▶ [Short problem]
Lines holding the string "thrigolion" are the ones to copy from this listing.

Records from a dataset
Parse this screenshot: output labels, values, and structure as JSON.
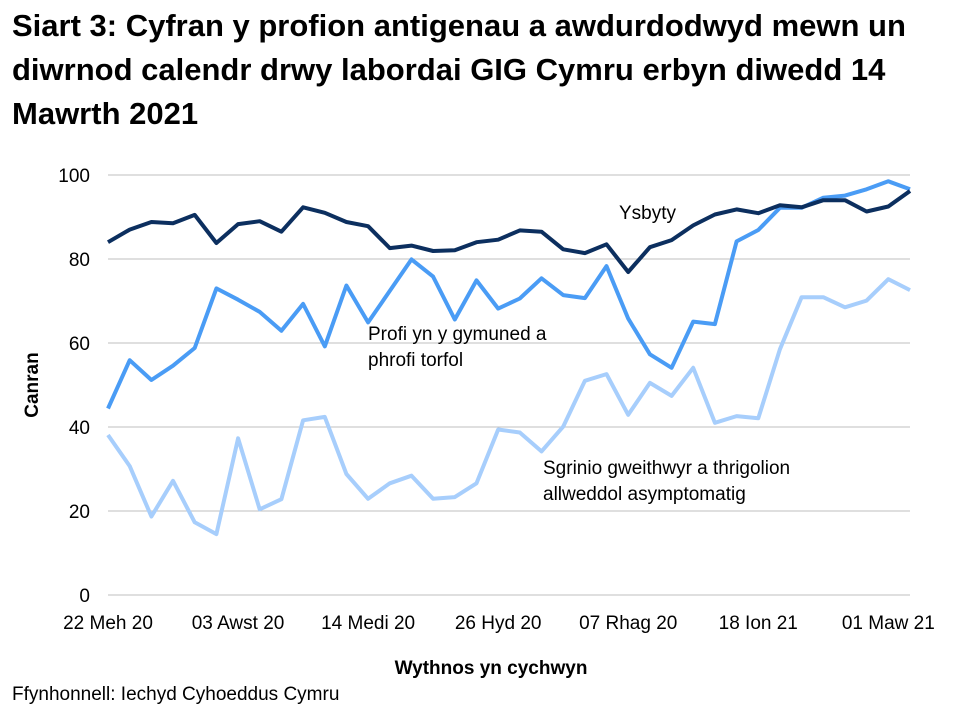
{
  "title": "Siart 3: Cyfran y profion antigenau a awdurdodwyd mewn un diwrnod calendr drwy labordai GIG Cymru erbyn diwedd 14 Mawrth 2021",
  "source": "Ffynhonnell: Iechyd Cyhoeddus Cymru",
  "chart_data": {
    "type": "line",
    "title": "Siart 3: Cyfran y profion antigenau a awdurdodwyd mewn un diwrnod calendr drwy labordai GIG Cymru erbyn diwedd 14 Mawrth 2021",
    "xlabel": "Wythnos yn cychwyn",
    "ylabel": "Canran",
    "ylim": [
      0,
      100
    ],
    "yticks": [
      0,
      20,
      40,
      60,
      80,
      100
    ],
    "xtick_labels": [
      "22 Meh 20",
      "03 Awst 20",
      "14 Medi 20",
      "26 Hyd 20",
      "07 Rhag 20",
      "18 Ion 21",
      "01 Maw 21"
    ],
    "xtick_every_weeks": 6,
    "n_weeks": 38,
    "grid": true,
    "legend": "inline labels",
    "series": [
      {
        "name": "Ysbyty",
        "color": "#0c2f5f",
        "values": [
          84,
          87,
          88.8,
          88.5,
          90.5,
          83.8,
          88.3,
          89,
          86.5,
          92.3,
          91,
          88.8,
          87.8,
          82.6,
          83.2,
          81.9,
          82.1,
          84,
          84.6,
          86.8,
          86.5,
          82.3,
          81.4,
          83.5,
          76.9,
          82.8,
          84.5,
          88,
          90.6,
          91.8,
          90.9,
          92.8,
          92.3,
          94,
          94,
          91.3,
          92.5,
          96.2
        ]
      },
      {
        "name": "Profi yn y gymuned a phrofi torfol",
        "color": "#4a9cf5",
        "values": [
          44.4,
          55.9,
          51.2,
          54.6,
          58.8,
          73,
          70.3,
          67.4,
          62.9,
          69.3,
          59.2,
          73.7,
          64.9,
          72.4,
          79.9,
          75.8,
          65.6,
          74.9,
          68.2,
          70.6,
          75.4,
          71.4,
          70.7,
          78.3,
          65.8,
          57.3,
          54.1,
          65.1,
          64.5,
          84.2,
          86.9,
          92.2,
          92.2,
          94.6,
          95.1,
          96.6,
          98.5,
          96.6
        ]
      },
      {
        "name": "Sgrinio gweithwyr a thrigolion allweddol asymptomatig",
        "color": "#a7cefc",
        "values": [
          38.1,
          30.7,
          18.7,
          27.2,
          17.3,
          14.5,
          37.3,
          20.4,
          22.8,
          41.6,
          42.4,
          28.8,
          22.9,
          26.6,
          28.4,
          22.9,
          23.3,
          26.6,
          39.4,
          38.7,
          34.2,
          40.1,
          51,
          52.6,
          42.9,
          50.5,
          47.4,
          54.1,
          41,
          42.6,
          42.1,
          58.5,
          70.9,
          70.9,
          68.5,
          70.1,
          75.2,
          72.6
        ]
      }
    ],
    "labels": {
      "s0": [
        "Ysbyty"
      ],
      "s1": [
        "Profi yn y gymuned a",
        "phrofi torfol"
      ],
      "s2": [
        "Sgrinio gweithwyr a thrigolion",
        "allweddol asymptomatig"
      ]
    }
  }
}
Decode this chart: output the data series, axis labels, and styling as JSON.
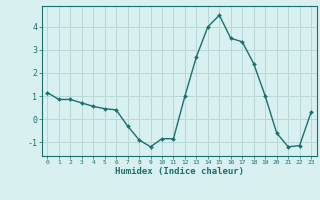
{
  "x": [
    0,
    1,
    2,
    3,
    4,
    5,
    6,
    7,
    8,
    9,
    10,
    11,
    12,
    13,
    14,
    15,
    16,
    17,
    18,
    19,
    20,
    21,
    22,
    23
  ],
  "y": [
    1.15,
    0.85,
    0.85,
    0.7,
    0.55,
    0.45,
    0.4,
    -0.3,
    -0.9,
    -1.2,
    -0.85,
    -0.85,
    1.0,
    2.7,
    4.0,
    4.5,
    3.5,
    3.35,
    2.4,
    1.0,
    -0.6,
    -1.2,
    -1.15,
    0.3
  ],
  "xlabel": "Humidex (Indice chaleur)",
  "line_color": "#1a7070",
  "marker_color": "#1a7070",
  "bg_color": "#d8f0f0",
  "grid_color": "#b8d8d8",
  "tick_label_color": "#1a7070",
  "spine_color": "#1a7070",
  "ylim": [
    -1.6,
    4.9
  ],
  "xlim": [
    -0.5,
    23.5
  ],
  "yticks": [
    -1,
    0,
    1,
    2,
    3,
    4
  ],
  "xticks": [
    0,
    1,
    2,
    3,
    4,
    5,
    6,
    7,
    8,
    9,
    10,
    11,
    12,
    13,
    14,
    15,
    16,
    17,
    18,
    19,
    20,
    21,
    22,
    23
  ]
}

* * *

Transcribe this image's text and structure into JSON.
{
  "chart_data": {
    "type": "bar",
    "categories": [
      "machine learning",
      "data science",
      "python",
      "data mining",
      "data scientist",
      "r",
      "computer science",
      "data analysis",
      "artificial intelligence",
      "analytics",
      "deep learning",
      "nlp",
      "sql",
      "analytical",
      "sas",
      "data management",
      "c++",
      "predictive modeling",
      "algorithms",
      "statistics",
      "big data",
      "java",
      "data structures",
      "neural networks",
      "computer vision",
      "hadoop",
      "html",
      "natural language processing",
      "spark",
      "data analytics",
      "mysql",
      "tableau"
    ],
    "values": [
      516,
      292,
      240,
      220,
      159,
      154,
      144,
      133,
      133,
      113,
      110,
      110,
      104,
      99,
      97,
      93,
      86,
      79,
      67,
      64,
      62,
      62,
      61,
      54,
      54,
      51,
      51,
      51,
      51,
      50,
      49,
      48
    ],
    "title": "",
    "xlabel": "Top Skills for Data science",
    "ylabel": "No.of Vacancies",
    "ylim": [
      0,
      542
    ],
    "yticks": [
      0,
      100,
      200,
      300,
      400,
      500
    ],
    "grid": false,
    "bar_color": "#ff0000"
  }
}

▶ [Exercise result]
        "name": "Sgrinio gweithwyr a thrigolion allweddol asymptomatig",
        "Sgrinio gweithwyr a thrigolion",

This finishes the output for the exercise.